§ **Problem details**: Find every line below that contains the word "sixteen" and copy it out.

§ **Records for the exercise**:

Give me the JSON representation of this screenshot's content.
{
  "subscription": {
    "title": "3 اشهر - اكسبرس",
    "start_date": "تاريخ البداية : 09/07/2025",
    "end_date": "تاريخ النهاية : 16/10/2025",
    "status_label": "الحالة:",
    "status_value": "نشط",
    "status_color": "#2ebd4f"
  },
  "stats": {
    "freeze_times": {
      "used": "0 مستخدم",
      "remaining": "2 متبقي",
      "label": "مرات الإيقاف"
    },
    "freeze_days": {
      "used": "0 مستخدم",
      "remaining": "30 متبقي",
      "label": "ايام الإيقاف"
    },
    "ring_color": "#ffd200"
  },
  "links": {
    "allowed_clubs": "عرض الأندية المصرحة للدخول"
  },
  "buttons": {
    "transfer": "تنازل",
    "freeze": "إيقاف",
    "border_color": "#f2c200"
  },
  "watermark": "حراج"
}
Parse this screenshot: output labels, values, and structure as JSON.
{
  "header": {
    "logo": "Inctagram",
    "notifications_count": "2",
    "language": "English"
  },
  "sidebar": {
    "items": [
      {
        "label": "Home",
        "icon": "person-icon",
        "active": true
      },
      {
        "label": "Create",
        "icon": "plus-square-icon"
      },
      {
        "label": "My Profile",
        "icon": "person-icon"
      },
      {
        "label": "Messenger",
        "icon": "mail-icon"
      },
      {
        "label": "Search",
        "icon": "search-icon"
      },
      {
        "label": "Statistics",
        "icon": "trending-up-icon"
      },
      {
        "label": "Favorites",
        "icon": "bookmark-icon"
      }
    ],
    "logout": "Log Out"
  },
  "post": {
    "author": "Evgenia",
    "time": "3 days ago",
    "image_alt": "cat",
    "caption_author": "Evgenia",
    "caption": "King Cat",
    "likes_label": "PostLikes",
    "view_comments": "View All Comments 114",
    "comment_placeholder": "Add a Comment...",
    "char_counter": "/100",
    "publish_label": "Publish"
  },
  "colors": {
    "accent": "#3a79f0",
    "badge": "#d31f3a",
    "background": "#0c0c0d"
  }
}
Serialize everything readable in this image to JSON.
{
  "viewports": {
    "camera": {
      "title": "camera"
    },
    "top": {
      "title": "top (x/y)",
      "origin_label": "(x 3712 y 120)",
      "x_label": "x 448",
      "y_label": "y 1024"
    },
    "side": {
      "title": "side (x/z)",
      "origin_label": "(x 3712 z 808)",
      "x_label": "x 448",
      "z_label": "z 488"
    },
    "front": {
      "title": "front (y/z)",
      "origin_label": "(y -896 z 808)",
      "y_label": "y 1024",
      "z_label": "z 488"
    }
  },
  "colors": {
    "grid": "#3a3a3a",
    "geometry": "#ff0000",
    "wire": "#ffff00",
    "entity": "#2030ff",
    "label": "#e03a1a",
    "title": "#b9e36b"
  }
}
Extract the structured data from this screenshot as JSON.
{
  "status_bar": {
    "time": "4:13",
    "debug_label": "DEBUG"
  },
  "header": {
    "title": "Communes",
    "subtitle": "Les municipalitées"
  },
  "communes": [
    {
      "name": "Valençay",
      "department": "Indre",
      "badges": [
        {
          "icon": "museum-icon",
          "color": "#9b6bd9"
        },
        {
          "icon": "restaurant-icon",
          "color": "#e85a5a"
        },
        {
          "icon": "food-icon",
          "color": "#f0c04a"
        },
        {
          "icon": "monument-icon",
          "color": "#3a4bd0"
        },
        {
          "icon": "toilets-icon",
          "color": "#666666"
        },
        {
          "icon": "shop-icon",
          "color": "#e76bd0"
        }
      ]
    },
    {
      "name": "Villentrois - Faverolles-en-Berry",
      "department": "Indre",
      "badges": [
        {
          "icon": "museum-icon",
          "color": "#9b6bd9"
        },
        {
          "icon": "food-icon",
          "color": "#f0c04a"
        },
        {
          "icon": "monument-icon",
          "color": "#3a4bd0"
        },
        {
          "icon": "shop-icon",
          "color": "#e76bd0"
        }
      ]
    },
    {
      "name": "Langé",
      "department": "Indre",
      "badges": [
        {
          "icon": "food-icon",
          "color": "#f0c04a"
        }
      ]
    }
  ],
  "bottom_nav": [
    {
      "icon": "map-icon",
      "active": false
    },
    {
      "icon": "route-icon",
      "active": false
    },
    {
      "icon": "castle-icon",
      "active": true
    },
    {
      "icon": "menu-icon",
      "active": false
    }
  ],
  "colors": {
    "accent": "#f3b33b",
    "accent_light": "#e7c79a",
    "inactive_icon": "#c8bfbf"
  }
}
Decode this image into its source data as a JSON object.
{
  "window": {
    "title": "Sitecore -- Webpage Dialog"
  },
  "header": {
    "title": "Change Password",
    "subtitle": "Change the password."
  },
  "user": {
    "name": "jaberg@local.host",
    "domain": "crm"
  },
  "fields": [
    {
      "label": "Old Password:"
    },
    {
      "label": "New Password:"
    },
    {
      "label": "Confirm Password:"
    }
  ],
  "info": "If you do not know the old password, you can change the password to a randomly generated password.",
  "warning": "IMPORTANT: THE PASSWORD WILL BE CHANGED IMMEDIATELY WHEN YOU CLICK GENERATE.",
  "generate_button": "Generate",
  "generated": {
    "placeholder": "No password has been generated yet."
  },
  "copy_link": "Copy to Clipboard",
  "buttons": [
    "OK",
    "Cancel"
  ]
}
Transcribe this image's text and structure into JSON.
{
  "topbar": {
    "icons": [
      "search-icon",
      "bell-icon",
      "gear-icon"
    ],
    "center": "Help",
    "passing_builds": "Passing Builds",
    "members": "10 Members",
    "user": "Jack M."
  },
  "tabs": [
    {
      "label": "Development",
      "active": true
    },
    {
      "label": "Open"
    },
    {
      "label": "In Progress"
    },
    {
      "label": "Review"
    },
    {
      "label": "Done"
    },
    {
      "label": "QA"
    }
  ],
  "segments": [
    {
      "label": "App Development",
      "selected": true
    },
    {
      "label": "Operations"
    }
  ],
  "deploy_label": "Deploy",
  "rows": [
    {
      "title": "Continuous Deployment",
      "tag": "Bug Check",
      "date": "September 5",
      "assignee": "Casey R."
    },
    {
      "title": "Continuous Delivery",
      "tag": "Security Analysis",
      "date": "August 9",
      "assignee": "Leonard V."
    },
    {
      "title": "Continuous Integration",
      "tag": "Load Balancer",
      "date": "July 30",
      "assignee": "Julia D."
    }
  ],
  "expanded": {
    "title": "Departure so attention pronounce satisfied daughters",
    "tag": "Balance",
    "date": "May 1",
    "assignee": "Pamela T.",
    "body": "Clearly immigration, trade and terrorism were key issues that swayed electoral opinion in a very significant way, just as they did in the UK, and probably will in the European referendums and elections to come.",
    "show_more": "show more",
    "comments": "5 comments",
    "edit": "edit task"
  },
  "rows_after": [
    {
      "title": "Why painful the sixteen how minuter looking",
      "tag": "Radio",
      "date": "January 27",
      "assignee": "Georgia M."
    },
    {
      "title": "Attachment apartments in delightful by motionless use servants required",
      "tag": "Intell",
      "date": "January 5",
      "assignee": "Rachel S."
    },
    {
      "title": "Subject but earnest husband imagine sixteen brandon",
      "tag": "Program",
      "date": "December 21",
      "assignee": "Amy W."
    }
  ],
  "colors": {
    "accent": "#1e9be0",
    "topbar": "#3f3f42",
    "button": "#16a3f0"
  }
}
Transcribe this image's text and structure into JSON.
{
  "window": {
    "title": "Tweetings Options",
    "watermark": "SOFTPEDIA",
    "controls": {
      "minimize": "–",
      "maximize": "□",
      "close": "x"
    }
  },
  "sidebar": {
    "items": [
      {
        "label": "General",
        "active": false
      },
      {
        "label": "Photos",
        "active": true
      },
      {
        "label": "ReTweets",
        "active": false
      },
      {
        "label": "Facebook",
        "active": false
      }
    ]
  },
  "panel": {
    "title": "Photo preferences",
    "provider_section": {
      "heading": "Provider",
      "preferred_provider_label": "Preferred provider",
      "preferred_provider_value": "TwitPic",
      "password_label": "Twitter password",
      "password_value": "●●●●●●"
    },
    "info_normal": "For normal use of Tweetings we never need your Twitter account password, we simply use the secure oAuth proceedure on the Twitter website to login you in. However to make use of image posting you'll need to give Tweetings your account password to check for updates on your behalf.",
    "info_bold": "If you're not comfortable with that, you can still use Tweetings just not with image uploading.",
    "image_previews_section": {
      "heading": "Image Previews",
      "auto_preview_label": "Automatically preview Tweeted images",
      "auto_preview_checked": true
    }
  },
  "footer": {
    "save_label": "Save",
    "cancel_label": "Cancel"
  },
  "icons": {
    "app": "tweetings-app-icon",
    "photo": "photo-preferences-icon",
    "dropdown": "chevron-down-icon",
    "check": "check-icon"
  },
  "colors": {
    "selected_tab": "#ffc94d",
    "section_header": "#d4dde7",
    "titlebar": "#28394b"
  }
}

§ **Task answer**:
      "title": "Why painful the sixteen how minuter looking",
      "title": "Subject but earnest husband imagine sixteen brandon",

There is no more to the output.